◆ Given data ◆
***

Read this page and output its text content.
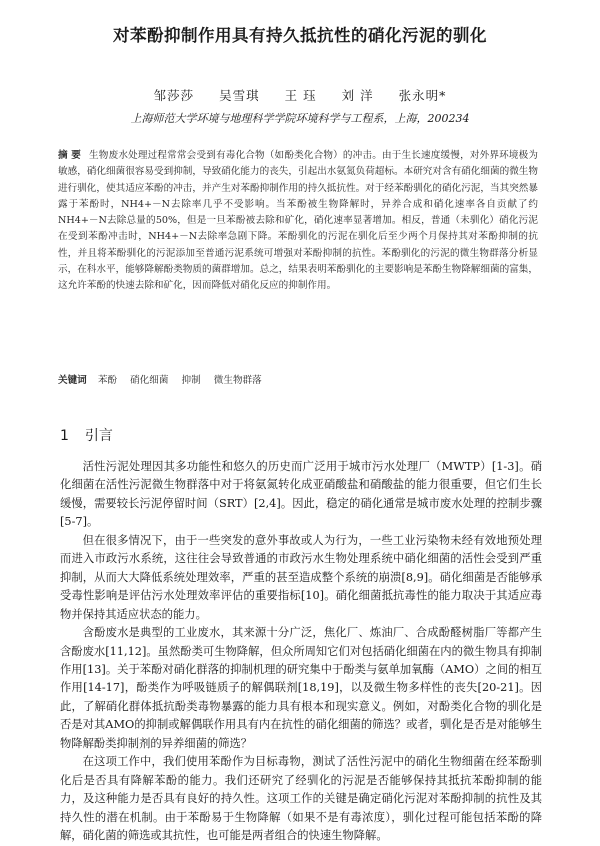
对苯酚抑制作用具有持久抵抗性的硝化污泥的驯化
邹莎莎 吴雪琪 王 珏 刘 洋 张永明*
上海师范大学环境与地理科学学院环境科学与工程系，上海，200234
摘 要 生物废水处理过程常常会受到有毒化合物（如酚类化合物）的冲击。由于生长速度缓慢，对外界环境极为敏感，硝化细菌很容易受到抑制，导致硝化能力的丧失，引起出水氨氮负荷超标。本研究对含有硝化细菌的微生物进行驯化，使其适应苯酚的冲击，并产生对苯酚抑制作用的持久抵抗性。对于经苯酚驯化的硝化污泥，当其突然暴露于苯酚时，NH4+－N去除率几乎不受影响。当苯酚被生物降解时，异养合成和硝化速率各自贡献了约NH4+－N去除总量的50%，但是一旦苯酚被去除和矿化，硝化速率显著增加。相反，普通（未驯化）硝化污泥在受到苯酚冲击时，NH4+－N去除率急剧下降。苯酚驯化的污泥在驯化后至少两个月保持其对苯酚抑制的抗性，并且将苯酚驯化的污泥添加至普通污泥系统可增强对苯酚抑制的抗性。苯酚驯化的污泥的微生物群落分析显示，在科水平，能够降解酚类物质的菌群增加。总之，结果表明苯酚驯化的主要影响是苯酚生物降解细菌的富集，这允许苯酚的快速去除和矿化，因而降低对硝化反应的抑制作用。
关键词 苯酚 硝化细菌 抑制 微生物群落
1 引言

活性污泥处理因其多功能性和悠久的历史而广泛用于城市污水处理厂（MWTP）[1-3]。硝化细菌在活性污泥微生物群落中对于将氨氮转化成亚硝酸盐和硝酸盐的能力很重要，但它们生长缓慢，需要较长污泥停留时间（SRT）[2,4]。因此，稳定的硝化通常是城市废水处理的控制步骤[5-7]。

但在很多情况下，由于一些突发的意外事故或人为行为，一些工业污染物未经有效地预处理而进入市政污水系统，这往往会导致普通的市政污水生物处理系统中硝化细菌的活性会受到严重抑制，从而大大降低系统处理效率，严重的甚至造成整个系统的崩溃[8,9]。硝化细菌是否能够承受毒性影响是评估污水处理效率评估的重要指标[10]。硝化细菌抵抗毒性的能力取决于其适应毒物并保持其适应状态的能力。

含酚废水是典型的工业废水，其来源十分广泛，焦化厂、炼油厂、合成酚醛树脂厂等都产生含酚废水[11,12]。虽然酚类可生物降解，但众所周知它们对包括硝化细菌在内的微生物具有抑制作用[13]。关于苯酚对硝化群落的抑制机理的研究集中于酚类与氨单加氧酶（AMO）之间的相互作用[14-17]，酚类作为呼吸链质子的解偶联剂[18,19]，以及微生物多样性的丧失[20-21]。因此，了解硝化群体抵抗酚类毒物暴露的能力具有根本和现实意义。例如，对酚类化合物的驯化是否是对其AMO的抑制或解偶联作用具有内在抗性的硝化细菌的筛选？或者，驯化是否是对能够生物降解酚类抑制剂的异养细菌的筛选？

在这项工作中，我们使用苯酚作为目标毒物，测试了活性污泥中的硝化生物细菌在经苯酚驯化后是否具有降解苯酚的能力。我们还研究了经驯化的污泥是否能够保持其抵抗苯酚抑制的能力，及这种能力是否具有良好的持久性。这项工作的关键是确定硝化污泥对苯酚抑制的抗性及其持久性的潜在机制。由于苯酚易于生物降解（如果不是有毒浓度），驯化过程可能包括苯酚的降解，硝化菌的筛选或其抗性，也可能是两者组合的快速生物降解。
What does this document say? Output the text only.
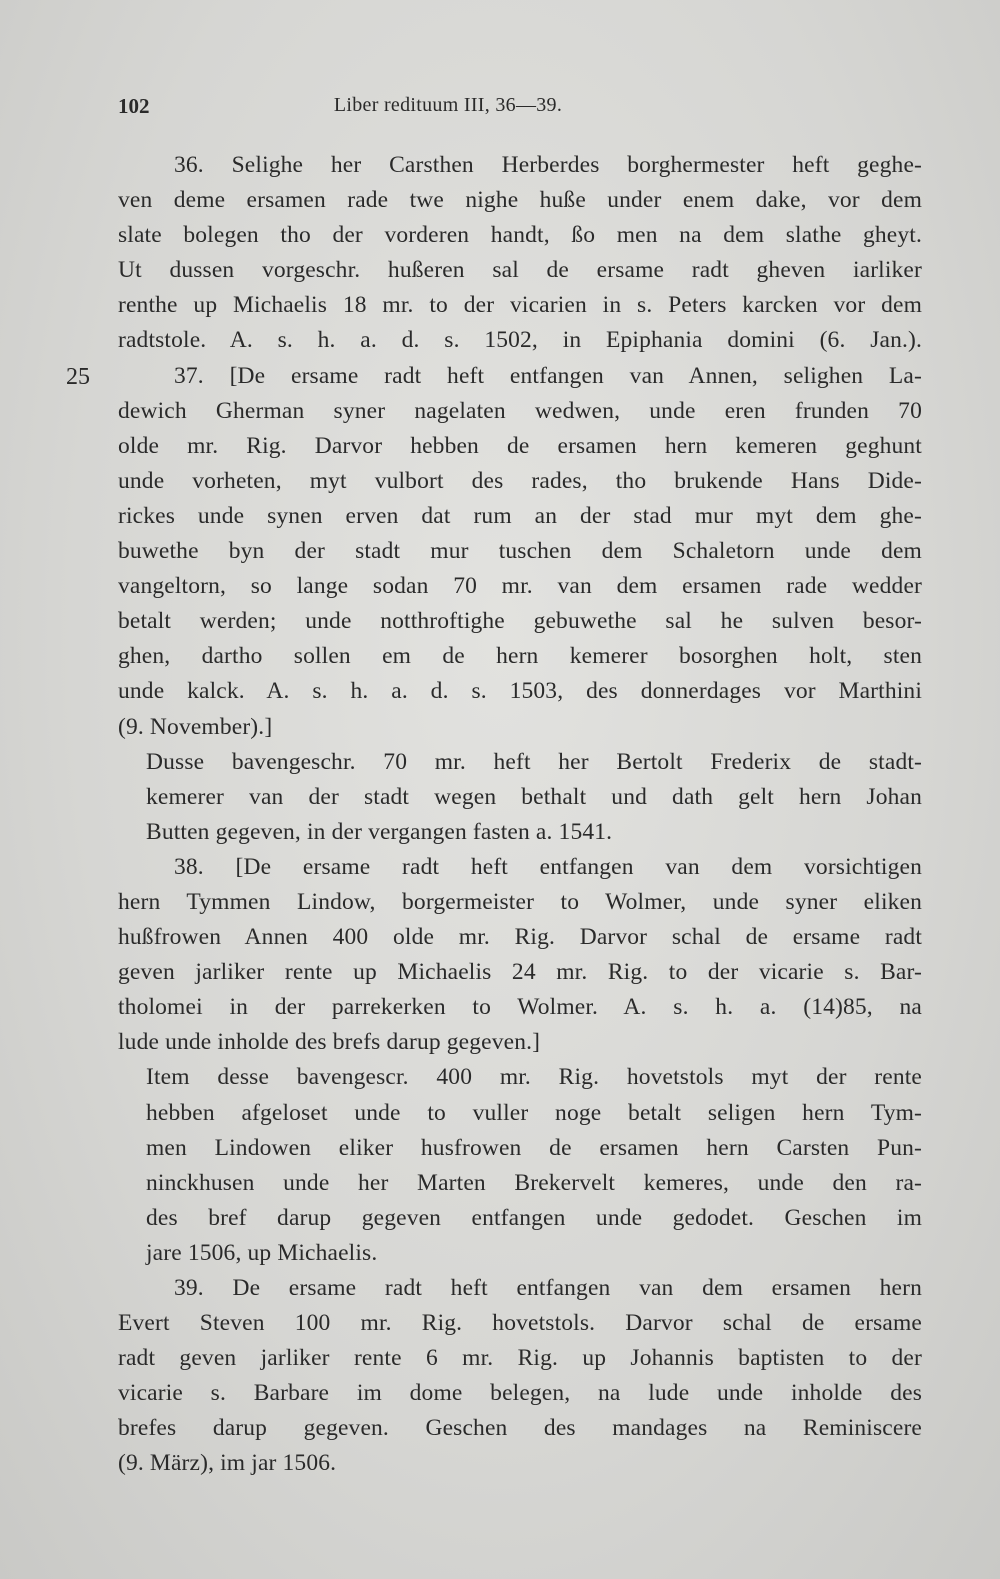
102	Liber redituum III, 36—39.
25
36. Selighe her Carsthen Herberdes borghermester heft geghe-
ven deme ersamen rade twe nighe huße under enem dake, vor dem
slate bolegen tho der vorderen handt, ßo men na dem slathe gheyt.
Ut dussen vorgeschr. hußeren sal de ersame radt gheven iarliker
renthe up Michaelis 18 mr. to der vicarien in s. Peters karcken vor dem
radtstole. A. s. h. a. d. s. 1502, in Epiphania domini (6. Jan.).
37. [De ersame radt heft entfangen van Annen, selighen La-
dewich Gherman syner nagelaten wedwen, unde eren frunden 70
olde mr. Rig. Darvor hebben de ersamen hern kemeren geghunt
unde vorheten, myt vulbort des rades, tho brukende Hans Dide-
rickes unde synen erven dat rum an der stad mur myt dem ghe-
buwethe byn der stadt mur tuschen dem Schaletorn unde dem
vangeltorn, so lange sodan 70 mr. van dem ersamen rade wedder
betalt werden; unde notthroftighe gebuwethe sal he sulven besor-
ghen, dartho sollen em de hern kemerer bosorghen holt, sten
unde kalck. A. s. h. a. d. s. 1503, des donnerdages vor Marthini
(9. November).]
Dusse bavengeschr. 70 mr. heft her Bertolt Frederix de stadt-
kemerer van der stadt wegen bethalt und dath gelt hern Johan
Butten gegeven, in der vergangen fasten a. 1541.
38. [De ersame radt heft entfangen van dem vorsichtigen
hern Tymmen Lindow, borgermeister to Wolmer, unde syner eliken
hußfrowen Annen 400 olde mr. Rig. Darvor schal de ersame radt
geven jarliker rente up Michaelis 24 mr. Rig. to der vicarie s. Bar-
tholomei in der parrekerken to Wolmer. A. s. h. a. (14)85, na
lude unde inholde des brefs darup gegeven.]
Item desse bavengescr. 400 mr. Rig. hovetstols myt der rente
hebben afgeloset unde to vuller noge betalt seligen hern Tym-
men Lindowen eliker husfrowen de ersamen hern Carsten Pun-
ninckhusen unde her Marten Brekervelt kemeres, unde den ra-
des bref darup gegeven entfangen unde gedodet. Geschen im
jare 1506, up Michaelis.
39. De ersame radt heft entfangen van dem ersamen hern
Evert Steven 100 mr. Rig. hovetstols. Darvor schal de ersame
radt geven jarliker rente 6 mr. Rig. up Johannis baptisten to der
vicarie s. Barbare im dome belegen, na lude unde inholde des
brefes darup gegeven. Geschen des mandages na Reminiscere
(9. März), im jar 1506.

***

◆ Objective ◆
Where a line holds the string "Annen", copy that line.

◆ Correct answer ◆
37. [De ersame radt heft entfangen van Annen, selighen La-
hußfrowen Annen 400 olde mr. Rig. Darvor schal de ersame radt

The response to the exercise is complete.